Document passage -
[Start]
About the cover

And how to make your own

extras

code

An explanation of how the I made the cover art

Published

October 19, 2023

Modified

October 25, 2023

Update History

Date	Changes
2023-11-04	Added small image of the final cover to preamble.
2023-10-25	Removed offsetting to centre of NZTM projection. Added Update history.
2023-10-24	Inverted coordinates to make landscape images.
2023-10-19	Initial post.

The idea behind the cover

Loosely speaking the cover mirrors the sequence from simple location to world as relational process that the book recounts. A set of relationally interacting, moving, simple locations converge to become a Whitehead-ian ‘society of actual occasions’. If you have no idea what I’m on about, you’ll have to read the book…

In any case, I like how the artwork looks, and so did the publisher!
[End]
Entries supplied -
[Start]
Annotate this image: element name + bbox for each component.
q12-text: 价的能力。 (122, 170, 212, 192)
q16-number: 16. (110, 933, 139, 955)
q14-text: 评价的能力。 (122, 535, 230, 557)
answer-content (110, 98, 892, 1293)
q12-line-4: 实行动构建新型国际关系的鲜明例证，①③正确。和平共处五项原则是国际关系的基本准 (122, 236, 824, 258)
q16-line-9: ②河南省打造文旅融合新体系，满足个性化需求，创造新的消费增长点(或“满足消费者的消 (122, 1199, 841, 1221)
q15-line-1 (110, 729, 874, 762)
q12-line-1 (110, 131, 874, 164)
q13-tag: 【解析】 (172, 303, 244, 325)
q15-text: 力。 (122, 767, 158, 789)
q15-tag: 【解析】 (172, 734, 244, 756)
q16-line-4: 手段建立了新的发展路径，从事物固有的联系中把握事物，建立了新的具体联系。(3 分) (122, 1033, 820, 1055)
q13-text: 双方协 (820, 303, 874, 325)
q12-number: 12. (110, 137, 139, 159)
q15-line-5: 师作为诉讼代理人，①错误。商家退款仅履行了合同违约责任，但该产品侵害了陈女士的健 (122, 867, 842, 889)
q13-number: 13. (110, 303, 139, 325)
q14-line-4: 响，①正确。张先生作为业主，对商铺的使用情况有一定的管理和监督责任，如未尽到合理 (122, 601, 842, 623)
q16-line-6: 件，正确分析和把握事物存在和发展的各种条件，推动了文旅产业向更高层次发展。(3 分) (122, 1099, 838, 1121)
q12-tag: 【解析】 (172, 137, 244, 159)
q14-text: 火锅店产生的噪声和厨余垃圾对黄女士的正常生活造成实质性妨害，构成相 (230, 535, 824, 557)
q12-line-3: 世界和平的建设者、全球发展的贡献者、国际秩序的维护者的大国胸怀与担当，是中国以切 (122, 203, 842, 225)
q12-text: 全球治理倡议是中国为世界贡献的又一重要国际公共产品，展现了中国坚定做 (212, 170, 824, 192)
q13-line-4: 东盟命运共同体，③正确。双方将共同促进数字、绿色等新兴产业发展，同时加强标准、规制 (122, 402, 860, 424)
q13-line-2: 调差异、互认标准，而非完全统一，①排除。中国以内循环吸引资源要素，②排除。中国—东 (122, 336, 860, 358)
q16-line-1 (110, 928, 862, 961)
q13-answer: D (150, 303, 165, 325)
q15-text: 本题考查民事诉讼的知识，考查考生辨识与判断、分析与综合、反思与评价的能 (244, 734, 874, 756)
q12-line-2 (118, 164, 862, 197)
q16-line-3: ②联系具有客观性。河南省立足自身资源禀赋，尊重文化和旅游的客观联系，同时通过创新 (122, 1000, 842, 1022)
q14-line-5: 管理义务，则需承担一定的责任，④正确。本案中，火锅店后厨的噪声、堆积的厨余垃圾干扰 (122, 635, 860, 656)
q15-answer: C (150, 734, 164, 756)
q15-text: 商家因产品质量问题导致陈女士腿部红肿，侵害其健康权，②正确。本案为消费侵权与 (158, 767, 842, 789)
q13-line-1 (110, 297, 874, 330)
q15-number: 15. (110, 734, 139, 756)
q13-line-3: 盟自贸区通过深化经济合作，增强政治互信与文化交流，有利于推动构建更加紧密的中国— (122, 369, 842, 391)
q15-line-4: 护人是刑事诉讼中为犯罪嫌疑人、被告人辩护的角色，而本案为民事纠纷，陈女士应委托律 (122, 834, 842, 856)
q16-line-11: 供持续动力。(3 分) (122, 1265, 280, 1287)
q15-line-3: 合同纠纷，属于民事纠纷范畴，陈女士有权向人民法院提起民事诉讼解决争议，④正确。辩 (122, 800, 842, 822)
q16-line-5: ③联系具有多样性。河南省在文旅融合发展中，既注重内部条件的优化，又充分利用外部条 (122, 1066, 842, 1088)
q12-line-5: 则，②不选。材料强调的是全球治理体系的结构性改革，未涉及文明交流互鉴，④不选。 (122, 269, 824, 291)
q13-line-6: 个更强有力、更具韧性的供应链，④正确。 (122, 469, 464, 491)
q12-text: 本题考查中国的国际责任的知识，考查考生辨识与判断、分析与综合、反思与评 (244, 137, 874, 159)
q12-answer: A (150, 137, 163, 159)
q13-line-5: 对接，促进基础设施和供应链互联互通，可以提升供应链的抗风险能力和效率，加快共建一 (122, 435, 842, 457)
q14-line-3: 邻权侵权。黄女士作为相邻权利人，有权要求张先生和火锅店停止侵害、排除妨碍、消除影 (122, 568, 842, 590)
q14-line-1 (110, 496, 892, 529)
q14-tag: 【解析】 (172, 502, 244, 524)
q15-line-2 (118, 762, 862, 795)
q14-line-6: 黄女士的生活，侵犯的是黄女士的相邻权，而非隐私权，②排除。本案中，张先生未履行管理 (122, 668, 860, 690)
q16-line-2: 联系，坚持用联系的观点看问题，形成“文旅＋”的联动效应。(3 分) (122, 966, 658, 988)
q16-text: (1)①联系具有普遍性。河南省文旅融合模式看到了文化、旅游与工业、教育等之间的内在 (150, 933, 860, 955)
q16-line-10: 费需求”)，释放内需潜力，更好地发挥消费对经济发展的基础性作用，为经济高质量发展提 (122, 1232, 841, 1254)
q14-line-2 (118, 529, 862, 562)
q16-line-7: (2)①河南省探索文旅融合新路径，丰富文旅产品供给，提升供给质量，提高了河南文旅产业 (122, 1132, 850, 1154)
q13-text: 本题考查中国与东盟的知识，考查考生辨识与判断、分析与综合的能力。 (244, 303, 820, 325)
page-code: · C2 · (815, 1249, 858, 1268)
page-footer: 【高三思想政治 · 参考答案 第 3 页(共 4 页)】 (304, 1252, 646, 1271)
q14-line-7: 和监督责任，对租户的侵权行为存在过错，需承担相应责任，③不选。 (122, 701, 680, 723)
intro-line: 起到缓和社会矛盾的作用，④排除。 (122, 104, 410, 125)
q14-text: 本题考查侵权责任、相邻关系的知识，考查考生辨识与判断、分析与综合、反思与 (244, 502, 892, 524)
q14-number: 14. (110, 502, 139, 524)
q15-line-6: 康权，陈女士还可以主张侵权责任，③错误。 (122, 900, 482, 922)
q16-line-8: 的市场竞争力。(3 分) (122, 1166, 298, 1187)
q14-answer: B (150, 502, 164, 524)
[End]
Set of tasks -
1. Reproduce the passage of the cover article starting at "An explanation of" and ending at "cover to preamble.".
2. Answer these questions using the cover article:
(a) On what date was the post initially published?
(b) Which change does the update history record for 2023-10-24?
(c) How did the publisher regard the artwork?
The lines above are drawn from a source separate from the cover article.

Answers -
1.
An explanation of how the I made the cover art

Published

October 19, 2023

Modified

October 25, 2023

Update History

Date	Changes
2023-11-04	Added small image of the final cover to preamble.

2.
(a) October 19, 2023.
(b) Coordinates were inverted to make landscape images.
(c) The publisher liked how the artwork looks.